Everything in the data should be repeated exactly, save for the images.
== Record excerpts ==
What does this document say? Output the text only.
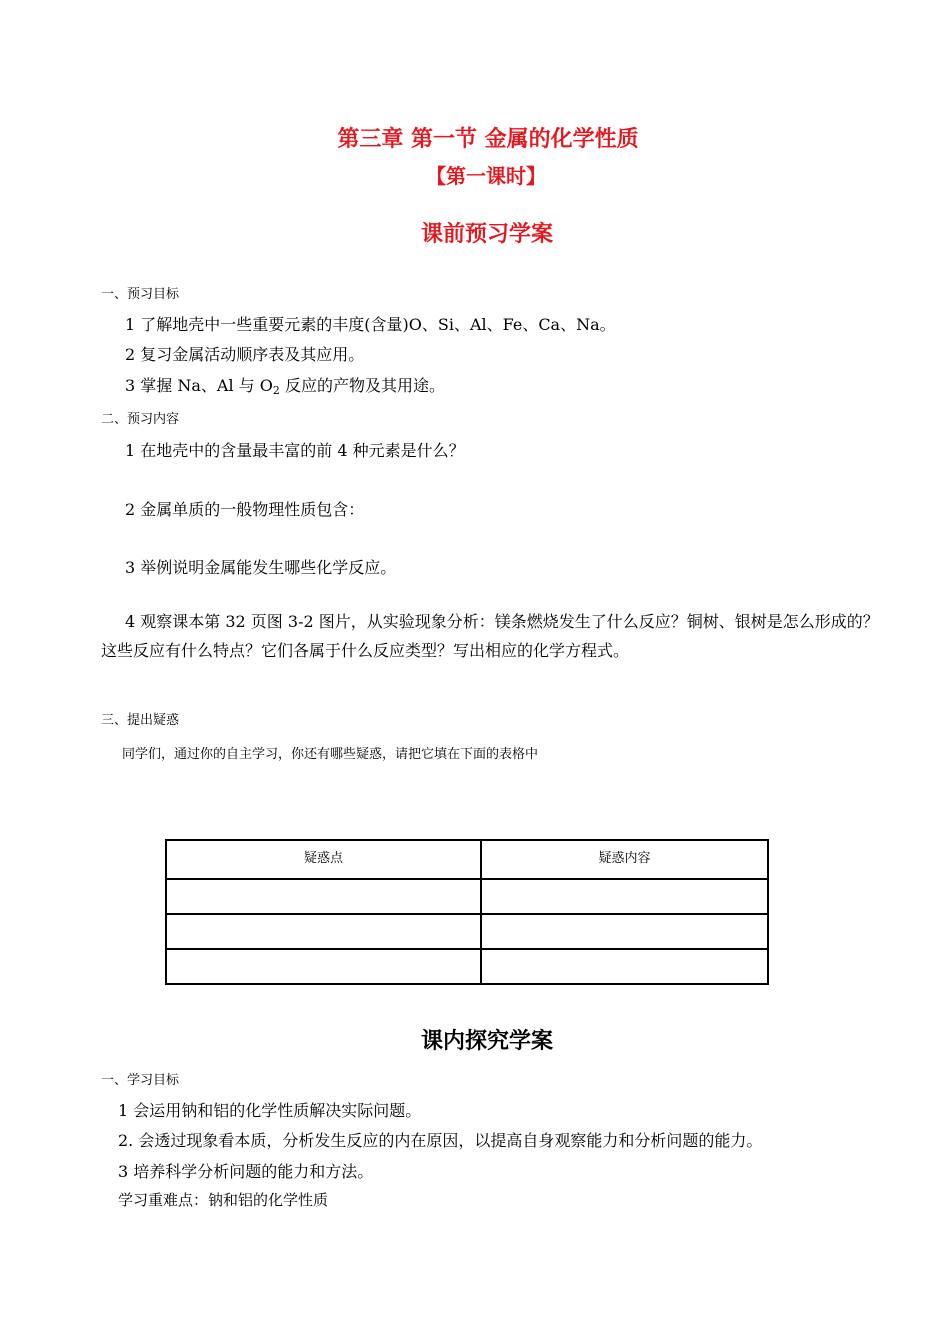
第三章 第一节 金属的化学性质
【第一课时】
课前预习学案
一、预习目标
1 了解地壳中一些重要元素的丰度(含量)O、Si、Al、Fe、Ca、Na。
2 复习金属活动顺序表及其应用。
3 掌握 Na、Al 与 $O_2$ 反应的产物及其用途。
二、预习内容
1 在地壳中的含量最丰富的前 4 种元素是什么？
2 金属单质的一般物理性质包含：
3 举例说明金属能发生哪些化学反应。
4 观察课本第 32 页图 3-2 图片，从实验现象分析：镁条燃烧发生了什么反应？铜树、银树是怎么形成的？这些反应有什么特点？它们各属于什么反应类型？写出相应的化学方程式。
三、提出疑惑
同学们，通过你的自主学习，你还有哪些疑惑，请把它填在下面的表格中
疑惑点	疑惑内容

课内探究学案
一、学习目标
1 会运用钠和铝的化学性质解决实际问题。
2. 会透过现象看本质，分析发生反应的内在原因，以提高自身观察能力和分析问题的能力。
3 培养科学分析问题的能力和方法。
学习重难点：钠和铝的化学性质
===
**The response**
What does this document say? Output the text only.
第三章 第一节 金属的化学性质
【第一课时】
课前预习学案
一、预习目标
1 了解地壳中一些重要元素的丰度(含量)O、Si、Al、Fe、Ca、Na。
2 复习金属活动顺序表及其应用。
3 掌握 Na、Al 与 $O_2$ 反应的产物及其用途。
二、预习内容
1 在地壳中的含量最丰富的前 4 种元素是什么？
2 金属单质的一般物理性质包含：
3 举例说明金属能发生哪些化学反应。
4 观察课本第 32 页图 3-2 图片，从实验现象分析：镁条燃烧发生了什么反应？铜树、银树是怎么形成的？这些反应有什么特点？它们各属于什么反应类型？写出相应的化学方程式。
三、提出疑惑
同学们，通过你的自主学习，你还有哪些疑惑，请把它填在下面的表格中
疑惑点	疑惑内容

课内探究学案
一、学习目标
1 会运用钠和铝的化学性质解决实际问题。
2. 会透过现象看本质，分析发生反应的内在原因，以提高自身观察能力和分析问题的能力。
3 培养科学分析问题的能力和方法。
学习重难点：钠和铝的化学性质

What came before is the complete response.